Exercise inputs:
***

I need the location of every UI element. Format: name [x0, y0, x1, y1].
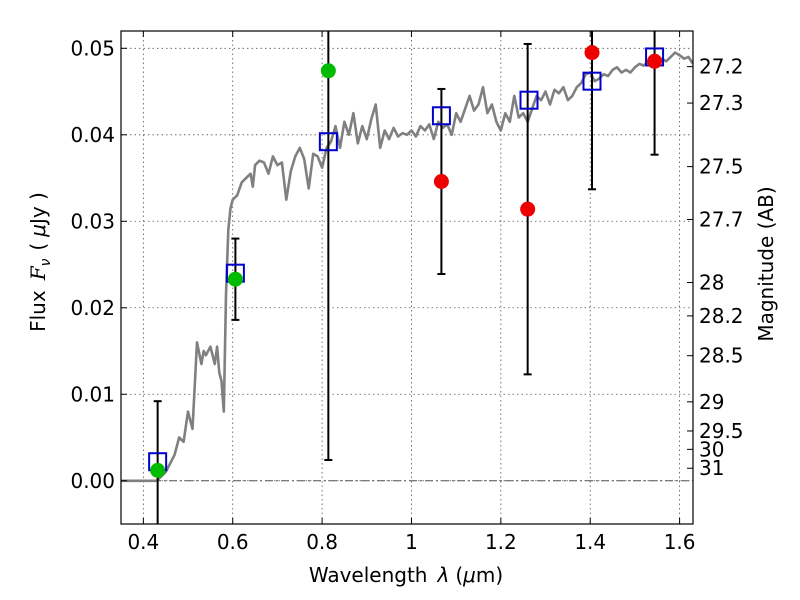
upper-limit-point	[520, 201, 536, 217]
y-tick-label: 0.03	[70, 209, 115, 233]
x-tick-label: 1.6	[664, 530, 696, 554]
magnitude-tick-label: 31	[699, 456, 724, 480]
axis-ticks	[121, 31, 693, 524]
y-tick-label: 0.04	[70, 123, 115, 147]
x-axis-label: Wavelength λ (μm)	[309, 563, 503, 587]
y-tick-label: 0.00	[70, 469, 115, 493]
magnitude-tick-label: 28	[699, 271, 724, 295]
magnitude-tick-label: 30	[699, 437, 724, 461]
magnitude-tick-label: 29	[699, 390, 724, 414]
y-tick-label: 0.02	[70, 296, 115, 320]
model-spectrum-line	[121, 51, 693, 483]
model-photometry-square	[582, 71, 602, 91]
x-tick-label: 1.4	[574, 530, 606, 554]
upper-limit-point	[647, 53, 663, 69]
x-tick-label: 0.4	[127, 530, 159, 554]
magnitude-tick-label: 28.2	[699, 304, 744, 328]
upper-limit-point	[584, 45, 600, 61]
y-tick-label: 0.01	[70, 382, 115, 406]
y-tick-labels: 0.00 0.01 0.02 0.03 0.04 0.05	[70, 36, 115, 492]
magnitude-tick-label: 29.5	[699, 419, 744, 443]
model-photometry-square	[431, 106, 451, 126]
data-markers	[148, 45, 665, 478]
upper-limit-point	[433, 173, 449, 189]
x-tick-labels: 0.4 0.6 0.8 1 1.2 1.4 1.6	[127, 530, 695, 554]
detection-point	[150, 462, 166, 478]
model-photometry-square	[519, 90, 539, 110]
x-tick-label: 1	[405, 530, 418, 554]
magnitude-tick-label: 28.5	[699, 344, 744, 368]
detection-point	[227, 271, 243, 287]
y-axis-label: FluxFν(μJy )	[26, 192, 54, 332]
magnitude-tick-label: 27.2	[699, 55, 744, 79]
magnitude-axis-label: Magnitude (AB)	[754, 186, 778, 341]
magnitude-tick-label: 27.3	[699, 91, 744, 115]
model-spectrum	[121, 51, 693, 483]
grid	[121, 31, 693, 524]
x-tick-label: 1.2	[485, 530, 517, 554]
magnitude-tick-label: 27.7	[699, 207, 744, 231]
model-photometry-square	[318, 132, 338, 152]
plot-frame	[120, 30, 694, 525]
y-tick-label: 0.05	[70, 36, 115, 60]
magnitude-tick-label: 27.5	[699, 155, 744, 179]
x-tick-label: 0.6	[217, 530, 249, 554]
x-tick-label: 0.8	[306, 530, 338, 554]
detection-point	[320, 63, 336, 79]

***

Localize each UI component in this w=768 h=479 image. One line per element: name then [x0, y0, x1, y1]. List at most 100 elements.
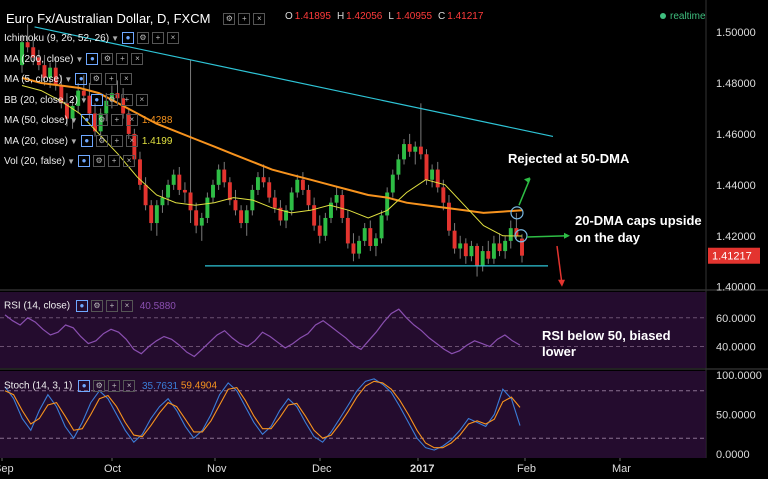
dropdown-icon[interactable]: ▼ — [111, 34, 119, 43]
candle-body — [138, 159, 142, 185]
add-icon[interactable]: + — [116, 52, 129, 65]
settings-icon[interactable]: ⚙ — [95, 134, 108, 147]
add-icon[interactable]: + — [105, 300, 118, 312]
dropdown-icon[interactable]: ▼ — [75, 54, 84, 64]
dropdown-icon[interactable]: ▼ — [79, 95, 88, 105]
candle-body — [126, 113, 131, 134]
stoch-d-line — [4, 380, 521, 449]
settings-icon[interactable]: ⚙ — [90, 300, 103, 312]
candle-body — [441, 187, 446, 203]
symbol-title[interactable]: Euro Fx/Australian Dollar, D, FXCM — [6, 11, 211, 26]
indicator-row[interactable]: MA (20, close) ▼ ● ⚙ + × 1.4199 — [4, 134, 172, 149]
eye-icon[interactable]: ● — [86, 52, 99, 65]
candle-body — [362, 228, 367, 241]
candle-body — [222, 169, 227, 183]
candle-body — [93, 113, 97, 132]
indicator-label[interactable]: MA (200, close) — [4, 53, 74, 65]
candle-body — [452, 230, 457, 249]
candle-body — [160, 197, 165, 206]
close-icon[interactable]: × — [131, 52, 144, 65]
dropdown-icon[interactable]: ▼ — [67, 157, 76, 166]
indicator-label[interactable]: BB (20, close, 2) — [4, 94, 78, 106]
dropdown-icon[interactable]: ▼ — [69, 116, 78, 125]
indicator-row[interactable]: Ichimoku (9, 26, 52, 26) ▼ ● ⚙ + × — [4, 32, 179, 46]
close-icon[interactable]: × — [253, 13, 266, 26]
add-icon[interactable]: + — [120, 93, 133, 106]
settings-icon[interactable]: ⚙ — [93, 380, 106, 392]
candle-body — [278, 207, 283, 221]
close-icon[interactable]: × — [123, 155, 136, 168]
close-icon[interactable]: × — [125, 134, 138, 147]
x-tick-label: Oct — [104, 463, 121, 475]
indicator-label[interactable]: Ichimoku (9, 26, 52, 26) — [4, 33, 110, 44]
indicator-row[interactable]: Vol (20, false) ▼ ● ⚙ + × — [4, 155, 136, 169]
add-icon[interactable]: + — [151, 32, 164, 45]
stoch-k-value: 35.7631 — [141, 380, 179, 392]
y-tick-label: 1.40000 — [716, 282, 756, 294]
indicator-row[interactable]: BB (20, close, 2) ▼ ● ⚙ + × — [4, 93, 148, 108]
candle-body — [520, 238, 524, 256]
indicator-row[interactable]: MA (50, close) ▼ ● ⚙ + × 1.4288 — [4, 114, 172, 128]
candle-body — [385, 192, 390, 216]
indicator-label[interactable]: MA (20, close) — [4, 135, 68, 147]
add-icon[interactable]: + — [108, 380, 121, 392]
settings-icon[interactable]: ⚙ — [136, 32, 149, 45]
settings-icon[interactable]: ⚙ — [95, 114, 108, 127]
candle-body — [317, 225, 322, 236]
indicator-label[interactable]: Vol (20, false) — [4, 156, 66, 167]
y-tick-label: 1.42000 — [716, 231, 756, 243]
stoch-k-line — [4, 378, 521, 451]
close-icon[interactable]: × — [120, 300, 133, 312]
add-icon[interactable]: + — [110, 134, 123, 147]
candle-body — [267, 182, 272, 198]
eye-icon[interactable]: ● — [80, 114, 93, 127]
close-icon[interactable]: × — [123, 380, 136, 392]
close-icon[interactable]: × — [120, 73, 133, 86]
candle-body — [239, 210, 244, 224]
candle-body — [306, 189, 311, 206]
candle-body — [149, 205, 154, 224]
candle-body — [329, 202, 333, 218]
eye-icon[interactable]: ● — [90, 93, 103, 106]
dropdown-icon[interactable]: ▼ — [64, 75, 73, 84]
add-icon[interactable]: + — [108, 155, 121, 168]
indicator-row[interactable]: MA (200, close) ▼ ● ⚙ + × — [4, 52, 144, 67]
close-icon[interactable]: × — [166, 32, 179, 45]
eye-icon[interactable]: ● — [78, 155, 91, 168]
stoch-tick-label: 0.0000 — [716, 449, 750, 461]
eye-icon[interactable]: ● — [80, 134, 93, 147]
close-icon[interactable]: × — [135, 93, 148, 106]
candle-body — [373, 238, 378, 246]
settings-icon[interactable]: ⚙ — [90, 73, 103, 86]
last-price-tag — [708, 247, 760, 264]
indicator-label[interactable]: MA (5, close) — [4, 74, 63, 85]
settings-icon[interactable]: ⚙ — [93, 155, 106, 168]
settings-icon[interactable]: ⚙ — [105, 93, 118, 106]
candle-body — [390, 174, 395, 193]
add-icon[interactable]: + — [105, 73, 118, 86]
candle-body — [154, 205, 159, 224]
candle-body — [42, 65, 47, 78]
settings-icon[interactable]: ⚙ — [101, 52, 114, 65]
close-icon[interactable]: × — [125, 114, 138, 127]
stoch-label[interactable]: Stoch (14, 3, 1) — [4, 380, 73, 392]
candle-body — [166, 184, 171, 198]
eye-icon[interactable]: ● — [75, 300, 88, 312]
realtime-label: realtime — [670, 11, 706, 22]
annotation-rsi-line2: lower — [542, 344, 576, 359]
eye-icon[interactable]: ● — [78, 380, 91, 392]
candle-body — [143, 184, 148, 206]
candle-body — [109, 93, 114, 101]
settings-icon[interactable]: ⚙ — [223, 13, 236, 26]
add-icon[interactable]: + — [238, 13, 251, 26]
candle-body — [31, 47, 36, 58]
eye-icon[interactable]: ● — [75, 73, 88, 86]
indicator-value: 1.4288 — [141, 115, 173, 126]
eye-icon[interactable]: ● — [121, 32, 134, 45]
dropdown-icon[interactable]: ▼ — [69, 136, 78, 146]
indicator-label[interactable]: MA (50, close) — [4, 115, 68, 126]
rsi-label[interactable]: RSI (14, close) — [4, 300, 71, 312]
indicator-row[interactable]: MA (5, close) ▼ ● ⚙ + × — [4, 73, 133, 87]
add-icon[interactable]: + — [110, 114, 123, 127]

***

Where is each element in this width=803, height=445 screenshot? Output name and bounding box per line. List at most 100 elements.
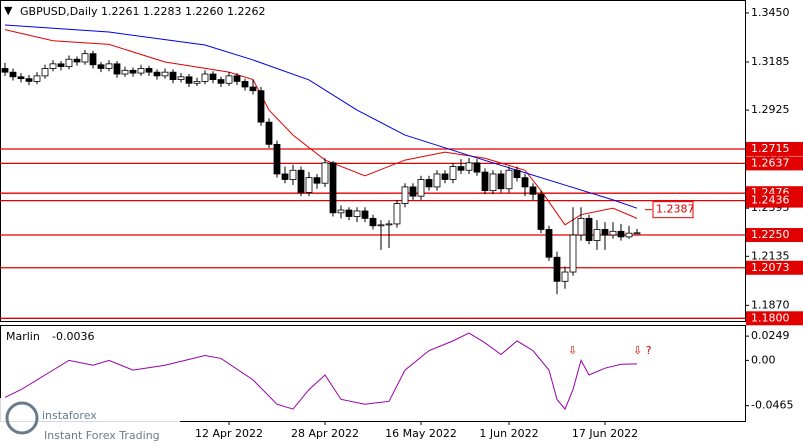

***

Stated problem: Copy out the lines of the items, starting at the line that contains "I need the location" and ending after the line that contains "456, 724, 480]". Leave the pictures out.

Finished task:
I need the location of every UI element. Format: name [x0, y0, x1, y1].
upper-limit-point	[520, 201, 536, 217]
y-tick-label: 0.03	[70, 209, 115, 233]
x-tick-label: 1.6	[664, 530, 696, 554]
magnitude-tick-label: 31	[699, 456, 724, 480]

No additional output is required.